**SET EXERCISE**
Give back the entire listing verbatim.

**RECORDED INFORMATION**
* * * * * * * * *

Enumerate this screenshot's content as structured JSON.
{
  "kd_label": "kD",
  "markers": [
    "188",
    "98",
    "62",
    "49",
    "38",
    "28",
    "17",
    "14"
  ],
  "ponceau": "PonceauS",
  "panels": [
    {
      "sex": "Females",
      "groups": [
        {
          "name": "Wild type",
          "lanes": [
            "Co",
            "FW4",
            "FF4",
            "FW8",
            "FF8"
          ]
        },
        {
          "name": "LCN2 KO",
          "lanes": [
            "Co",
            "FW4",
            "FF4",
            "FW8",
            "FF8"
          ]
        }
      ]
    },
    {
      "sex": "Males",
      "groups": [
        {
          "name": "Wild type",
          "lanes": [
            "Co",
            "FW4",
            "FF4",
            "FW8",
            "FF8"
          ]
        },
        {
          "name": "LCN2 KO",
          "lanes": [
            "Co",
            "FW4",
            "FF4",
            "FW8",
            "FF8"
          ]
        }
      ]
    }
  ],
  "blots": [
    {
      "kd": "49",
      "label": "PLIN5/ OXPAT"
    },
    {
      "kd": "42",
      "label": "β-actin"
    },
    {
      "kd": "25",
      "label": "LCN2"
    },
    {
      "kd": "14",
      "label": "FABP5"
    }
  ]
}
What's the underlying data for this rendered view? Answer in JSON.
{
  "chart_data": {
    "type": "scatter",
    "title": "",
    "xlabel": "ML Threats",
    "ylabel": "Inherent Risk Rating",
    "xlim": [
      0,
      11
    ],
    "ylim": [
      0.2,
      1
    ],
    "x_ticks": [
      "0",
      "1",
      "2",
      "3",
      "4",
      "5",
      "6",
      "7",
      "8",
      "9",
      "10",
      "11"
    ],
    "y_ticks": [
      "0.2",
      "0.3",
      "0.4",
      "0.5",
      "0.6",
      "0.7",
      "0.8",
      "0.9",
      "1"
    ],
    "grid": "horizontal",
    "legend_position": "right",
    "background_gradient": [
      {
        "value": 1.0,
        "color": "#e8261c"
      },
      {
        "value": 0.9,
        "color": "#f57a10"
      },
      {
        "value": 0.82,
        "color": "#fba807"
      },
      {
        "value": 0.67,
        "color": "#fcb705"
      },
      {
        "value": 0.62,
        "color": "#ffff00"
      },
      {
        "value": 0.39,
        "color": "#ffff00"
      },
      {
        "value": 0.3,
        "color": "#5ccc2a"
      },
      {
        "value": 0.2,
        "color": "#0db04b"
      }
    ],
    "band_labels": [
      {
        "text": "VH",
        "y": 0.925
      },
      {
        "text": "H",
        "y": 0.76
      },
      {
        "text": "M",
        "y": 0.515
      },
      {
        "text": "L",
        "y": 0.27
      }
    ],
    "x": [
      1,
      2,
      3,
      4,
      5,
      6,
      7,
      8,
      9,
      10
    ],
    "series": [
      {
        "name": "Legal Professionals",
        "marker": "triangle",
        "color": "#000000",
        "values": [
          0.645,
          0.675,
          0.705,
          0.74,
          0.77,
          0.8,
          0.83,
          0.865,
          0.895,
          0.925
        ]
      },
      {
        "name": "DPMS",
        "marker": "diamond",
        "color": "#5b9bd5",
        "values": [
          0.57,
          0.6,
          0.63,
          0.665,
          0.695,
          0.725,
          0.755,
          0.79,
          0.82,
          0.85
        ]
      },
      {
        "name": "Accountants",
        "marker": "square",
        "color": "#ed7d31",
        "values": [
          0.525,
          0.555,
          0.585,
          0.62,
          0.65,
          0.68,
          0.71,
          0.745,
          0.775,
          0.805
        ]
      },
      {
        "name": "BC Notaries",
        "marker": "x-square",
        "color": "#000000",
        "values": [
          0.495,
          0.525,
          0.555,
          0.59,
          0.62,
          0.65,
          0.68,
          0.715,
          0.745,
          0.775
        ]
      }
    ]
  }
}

* * * * * * * * *

**COMPLETED EXERCISE**
Enumerate this screenshot's content as structured JSON.
{
  "kd_label": "kD",
  "markers": [
    "188",
    "98",
    "62",
    "49",
    "38",
    "28",
    "17",
    "14"
  ],
  "ponceau": "PonceauS",
  "panels": [
    {
      "sex": "Females",
      "groups": [
        {
          "name": "Wild type",
          "lanes": [
            "Co",
            "FW4",
            "FF4",
            "FW8",
            "FF8"
          ]
        },
        {
          "name": "LCN2 KO",
          "lanes": [
            "Co",
            "FW4",
            "FF4",
            "FW8",
            "FF8"
          ]
        }
      ]
    },
    {
      "sex": "Males",
      "groups": [
        {
          "name": "Wild type",
          "lanes": [
            "Co",
            "FW4",
            "FF4",
            "FW8",
            "FF8"
          ]
        },
        {
          "name": "LCN2 KO",
          "lanes": [
            "Co",
            "FW4",
            "FF4",
            "FW8",
            "FF8"
          ]
        }
      ]
    }
  ],
  "blots": [
    {
      "kd": "49",
      "label": "PLIN5/ OXPAT"
    },
    {
      "kd": "42",
      "label": "β-actin"
    },
    {
      "kd": "25",
      "label": "LCN2"
    },
    {
      "kd": "14",
      "label": "FABP5"
    }
  ]
}
What's the underlying data for this rendered view? Answer in JSON.
{
  "chart_data": {
    "type": "scatter",
    "title": "",
    "xlabel": "ML Threats",
    "ylabel": "Inherent Risk Rating",
    "xlim": [
      0,
      11
    ],
    "ylim": [
      0.2,
      1
    ],
    "x_ticks": [
      "0",
      "1",
      "2",
      "3",
      "4",
      "5",
      "6",
      "7",
      "8",
      "9",
      "10",
      "11"
    ],
    "y_ticks": [
      "0.2",
      "0.3",
      "0.4",
      "0.5",
      "0.6",
      "0.7",
      "0.8",
      "0.9",
      "1"
    ],
    "grid": "horizontal",
    "legend_position": "right",
    "background_gradient": [
      {
        "value": 1.0,
        "color": "#e8261c"
      },
      {
        "value": 0.9,
        "color": "#f57a10"
      },
      {
        "value": 0.82,
        "color": "#fba807"
      },
      {
        "value": 0.67,
        "color": "#fcb705"
      },
      {
        "value": 0.62,
        "color": "#ffff00"
      },
      {
        "value": 0.39,
        "color": "#ffff00"
      },
      {
        "value": 0.3,
        "color": "#5ccc2a"
      },
      {
        "value": 0.2,
        "color": "#0db04b"
      }
    ],
    "band_labels": [
      {
        "text": "VH",
        "y": 0.925
      },
      {
        "text": "H",
        "y": 0.76
      },
      {
        "text": "M",
        "y": 0.515
      },
      {
        "text": "L",
        "y": 0.27
      }
    ],
    "x": [
      1,
      2,
      3,
      4,
      5,
      6,
      7,
      8,
      9,
      10
    ],
    "series": [
      {
        "name": "Legal Professionals",
        "marker": "triangle",
        "color": "#000000",
        "values": [
          0.645,
          0.675,
          0.705,
          0.74,
          0.77,
          0.8,
          0.83,
          0.865,
          0.895,
          0.925
        ]
      },
      {
        "name": "DPMS",
        "marker": "diamond",
        "color": "#5b9bd5",
        "values": [
          0.57,
          0.6,
          0.63,
          0.665,
          0.695,
          0.725,
          0.755,
          0.79,
          0.82,
          0.85
        ]
      },
      {
        "name": "Accountants",
        "marker": "square",
        "color": "#ed7d31",
        "values": [
          0.525,
          0.555,
          0.585,
          0.62,
          0.65,
          0.68,
          0.71,
          0.745,
          0.775,
          0.805
        ]
      },
      {
        "name": "BC Notaries",
        "marker": "x-square",
        "color": "#000000",
        "values": [
          0.495,
          0.525,
          0.555,
          0.59,
          0.62,
          0.65,
          0.68,
          0.715,
          0.745,
          0.775
        ]
      }
    ]
  }
}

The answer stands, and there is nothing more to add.